§ **What you will do**: Write out all lines holding the word "Classification".

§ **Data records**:
◆ ◆ ◆
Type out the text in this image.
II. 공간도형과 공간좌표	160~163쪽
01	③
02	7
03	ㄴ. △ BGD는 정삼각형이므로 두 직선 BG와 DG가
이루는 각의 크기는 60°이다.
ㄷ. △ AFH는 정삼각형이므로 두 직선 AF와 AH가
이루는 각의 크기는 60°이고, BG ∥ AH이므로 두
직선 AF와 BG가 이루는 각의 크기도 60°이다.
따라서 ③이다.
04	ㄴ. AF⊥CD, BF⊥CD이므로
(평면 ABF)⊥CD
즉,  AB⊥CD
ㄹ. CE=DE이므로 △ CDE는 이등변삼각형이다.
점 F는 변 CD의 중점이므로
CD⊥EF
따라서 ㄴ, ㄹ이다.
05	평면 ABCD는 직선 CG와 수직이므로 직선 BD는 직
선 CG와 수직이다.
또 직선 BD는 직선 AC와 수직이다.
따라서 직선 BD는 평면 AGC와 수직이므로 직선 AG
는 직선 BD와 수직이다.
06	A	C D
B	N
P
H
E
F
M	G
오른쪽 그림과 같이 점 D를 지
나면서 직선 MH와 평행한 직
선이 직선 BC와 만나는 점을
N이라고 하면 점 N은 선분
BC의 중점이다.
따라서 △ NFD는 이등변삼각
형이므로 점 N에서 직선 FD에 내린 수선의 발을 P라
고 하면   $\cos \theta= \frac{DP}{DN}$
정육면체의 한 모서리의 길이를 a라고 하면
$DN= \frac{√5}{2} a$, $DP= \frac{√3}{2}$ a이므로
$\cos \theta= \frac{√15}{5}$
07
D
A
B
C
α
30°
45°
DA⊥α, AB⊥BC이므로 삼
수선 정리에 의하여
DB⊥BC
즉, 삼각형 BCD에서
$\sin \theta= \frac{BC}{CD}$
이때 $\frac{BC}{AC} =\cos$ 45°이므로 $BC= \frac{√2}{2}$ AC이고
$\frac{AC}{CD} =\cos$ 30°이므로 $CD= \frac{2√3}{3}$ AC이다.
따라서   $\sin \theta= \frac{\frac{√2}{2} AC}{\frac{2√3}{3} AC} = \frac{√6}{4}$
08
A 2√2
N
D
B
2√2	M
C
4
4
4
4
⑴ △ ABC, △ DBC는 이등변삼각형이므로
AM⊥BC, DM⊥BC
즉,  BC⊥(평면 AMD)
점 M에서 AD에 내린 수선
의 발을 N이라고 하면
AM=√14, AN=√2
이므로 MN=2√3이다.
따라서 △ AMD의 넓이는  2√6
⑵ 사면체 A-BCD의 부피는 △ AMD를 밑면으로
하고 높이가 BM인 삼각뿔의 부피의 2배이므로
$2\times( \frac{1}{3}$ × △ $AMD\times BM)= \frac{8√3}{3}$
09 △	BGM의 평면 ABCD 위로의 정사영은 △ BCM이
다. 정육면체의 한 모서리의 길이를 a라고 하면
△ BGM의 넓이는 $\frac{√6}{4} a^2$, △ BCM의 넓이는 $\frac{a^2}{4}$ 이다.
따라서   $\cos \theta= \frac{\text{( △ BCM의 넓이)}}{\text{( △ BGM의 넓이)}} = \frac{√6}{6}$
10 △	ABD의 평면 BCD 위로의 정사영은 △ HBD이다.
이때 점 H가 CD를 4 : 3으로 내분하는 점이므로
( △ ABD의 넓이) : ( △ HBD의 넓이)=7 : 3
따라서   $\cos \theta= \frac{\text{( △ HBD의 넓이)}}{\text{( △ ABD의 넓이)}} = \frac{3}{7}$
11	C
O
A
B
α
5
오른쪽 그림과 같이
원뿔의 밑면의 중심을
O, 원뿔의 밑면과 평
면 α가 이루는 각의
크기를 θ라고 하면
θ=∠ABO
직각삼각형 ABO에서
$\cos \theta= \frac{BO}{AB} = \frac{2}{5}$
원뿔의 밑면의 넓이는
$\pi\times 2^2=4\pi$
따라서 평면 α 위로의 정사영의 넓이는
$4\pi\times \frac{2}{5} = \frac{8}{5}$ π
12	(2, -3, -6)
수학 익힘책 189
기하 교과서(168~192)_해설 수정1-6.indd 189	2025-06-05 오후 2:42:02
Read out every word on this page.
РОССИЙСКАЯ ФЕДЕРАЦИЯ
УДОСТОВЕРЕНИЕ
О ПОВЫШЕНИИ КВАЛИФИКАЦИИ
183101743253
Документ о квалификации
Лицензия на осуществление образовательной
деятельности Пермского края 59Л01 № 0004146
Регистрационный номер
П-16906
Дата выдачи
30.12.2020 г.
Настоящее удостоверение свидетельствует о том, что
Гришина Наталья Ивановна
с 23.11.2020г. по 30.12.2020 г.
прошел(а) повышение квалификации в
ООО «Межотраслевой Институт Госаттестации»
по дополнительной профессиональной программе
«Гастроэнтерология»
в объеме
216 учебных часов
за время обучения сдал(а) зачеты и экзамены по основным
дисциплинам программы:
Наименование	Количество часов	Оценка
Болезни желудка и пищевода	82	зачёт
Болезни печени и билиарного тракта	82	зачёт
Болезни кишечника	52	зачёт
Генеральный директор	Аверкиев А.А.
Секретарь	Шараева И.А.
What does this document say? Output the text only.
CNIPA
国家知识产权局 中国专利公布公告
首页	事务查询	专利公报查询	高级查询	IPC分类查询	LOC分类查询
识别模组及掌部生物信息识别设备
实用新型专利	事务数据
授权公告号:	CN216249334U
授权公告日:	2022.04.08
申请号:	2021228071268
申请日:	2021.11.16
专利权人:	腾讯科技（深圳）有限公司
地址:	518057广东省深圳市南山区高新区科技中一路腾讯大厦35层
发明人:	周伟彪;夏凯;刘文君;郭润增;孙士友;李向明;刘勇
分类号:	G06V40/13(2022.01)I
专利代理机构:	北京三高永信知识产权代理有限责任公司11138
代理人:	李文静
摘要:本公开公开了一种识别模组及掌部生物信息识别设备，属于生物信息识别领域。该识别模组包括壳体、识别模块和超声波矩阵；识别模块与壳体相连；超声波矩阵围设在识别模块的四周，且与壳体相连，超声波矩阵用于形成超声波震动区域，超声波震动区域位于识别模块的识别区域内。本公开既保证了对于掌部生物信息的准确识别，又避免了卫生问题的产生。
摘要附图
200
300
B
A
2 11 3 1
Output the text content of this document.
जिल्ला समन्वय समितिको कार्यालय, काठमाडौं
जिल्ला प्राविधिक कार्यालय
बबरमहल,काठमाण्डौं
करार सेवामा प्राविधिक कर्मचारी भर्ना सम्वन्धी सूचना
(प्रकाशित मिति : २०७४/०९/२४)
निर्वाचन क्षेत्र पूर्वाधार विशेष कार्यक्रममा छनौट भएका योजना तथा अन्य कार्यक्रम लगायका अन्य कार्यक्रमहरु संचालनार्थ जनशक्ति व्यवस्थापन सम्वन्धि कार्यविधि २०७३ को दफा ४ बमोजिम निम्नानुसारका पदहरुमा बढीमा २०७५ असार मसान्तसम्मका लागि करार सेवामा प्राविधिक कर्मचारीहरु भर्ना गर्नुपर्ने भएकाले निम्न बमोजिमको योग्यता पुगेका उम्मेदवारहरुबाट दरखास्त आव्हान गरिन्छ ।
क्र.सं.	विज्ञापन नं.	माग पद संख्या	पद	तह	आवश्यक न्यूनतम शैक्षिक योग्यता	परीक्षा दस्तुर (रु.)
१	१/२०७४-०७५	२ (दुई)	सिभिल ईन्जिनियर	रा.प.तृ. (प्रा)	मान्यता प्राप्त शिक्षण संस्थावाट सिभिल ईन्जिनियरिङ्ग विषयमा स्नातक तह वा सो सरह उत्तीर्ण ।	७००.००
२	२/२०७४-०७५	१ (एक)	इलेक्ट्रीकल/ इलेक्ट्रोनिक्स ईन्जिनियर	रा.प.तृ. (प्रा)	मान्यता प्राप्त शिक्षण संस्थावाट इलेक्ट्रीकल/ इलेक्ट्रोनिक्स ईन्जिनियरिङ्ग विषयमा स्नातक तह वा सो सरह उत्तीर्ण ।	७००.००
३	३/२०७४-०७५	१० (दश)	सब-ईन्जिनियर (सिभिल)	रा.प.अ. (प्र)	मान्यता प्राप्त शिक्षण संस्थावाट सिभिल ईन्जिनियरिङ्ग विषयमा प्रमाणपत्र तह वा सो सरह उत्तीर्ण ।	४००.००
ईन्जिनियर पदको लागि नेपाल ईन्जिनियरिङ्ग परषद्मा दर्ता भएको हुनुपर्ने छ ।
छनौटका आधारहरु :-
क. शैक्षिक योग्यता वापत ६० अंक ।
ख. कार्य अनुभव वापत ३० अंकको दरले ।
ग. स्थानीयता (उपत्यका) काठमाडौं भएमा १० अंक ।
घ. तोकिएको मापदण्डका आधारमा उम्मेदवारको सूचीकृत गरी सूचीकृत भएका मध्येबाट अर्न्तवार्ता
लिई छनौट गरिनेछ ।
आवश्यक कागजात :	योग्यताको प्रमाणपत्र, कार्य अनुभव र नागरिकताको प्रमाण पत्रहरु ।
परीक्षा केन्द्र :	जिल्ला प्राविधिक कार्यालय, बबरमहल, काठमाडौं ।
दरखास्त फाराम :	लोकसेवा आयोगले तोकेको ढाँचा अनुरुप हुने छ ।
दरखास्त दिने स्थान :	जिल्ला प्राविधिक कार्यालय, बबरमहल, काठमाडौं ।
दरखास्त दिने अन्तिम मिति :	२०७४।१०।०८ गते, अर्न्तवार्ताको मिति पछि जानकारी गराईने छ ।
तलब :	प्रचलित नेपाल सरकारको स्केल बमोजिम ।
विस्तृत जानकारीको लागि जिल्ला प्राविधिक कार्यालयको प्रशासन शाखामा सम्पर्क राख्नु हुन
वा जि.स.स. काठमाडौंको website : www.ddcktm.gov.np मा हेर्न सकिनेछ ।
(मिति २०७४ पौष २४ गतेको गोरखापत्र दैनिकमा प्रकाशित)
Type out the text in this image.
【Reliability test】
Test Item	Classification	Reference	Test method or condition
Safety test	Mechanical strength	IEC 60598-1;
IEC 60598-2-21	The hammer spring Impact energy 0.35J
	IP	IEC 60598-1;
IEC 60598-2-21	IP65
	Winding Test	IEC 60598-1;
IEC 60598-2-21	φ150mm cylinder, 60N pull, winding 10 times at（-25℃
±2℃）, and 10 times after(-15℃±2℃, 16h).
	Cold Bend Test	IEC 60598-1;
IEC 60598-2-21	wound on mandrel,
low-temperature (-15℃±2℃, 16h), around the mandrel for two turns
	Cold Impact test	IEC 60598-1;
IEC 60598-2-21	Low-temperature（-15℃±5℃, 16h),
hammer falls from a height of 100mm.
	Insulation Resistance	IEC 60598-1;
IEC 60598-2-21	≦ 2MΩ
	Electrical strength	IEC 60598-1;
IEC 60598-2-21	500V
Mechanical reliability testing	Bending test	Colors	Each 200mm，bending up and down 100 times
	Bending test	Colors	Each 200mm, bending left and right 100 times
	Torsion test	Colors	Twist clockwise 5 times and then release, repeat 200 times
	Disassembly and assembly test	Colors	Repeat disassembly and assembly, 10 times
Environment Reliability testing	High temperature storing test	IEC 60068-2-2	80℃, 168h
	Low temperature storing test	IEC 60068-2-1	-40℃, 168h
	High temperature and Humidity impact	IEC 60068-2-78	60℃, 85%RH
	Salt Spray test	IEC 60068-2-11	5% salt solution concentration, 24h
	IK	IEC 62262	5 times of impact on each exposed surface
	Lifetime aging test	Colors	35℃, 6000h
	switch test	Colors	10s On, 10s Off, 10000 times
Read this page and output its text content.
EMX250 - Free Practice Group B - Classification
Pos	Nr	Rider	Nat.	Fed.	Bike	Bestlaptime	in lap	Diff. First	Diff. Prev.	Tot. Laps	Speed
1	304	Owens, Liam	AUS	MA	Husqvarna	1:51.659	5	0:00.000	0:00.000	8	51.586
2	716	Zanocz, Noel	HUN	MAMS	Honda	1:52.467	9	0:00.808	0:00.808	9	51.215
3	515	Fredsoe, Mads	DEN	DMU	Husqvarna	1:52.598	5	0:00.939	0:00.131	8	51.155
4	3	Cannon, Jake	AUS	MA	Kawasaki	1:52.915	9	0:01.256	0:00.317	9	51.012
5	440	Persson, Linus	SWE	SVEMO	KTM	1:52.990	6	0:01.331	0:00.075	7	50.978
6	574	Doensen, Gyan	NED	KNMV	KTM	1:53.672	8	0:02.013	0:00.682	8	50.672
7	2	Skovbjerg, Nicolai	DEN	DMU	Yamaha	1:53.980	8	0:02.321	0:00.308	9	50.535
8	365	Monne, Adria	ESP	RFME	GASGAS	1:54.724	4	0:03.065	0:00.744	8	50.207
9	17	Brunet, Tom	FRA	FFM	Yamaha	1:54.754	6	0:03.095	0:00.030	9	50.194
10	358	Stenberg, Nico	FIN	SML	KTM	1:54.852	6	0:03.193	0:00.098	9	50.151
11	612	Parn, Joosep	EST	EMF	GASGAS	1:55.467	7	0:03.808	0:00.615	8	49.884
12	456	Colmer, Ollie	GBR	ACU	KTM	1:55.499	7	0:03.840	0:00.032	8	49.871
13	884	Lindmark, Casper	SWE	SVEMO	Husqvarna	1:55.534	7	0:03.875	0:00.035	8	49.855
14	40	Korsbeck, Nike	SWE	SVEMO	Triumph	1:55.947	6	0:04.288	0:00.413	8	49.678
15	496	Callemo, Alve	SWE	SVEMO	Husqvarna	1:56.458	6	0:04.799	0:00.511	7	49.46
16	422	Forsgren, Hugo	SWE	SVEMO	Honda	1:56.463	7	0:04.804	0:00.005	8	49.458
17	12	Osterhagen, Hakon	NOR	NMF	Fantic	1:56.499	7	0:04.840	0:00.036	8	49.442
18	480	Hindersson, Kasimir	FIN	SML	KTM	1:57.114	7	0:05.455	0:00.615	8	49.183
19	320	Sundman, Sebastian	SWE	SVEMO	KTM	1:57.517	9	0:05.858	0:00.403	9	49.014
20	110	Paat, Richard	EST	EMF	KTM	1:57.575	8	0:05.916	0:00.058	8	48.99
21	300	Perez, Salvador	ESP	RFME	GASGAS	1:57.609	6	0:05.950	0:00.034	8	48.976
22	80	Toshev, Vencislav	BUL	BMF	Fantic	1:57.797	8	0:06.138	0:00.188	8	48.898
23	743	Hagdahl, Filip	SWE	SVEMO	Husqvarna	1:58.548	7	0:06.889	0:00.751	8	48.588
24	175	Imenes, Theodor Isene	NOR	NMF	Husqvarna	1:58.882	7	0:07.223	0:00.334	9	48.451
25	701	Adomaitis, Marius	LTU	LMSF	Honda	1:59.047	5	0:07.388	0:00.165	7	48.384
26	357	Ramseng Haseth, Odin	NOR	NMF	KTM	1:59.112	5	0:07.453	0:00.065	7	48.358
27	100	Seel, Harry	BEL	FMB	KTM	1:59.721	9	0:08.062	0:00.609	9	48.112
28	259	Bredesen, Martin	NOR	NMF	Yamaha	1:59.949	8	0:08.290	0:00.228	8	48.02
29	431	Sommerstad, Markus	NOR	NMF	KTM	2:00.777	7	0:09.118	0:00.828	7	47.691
◆ ◆ ◆
§ **Written answer**:
Test Item	Classification	Reference	Test method or condition
EMX250 - Free Practice Group B - Classification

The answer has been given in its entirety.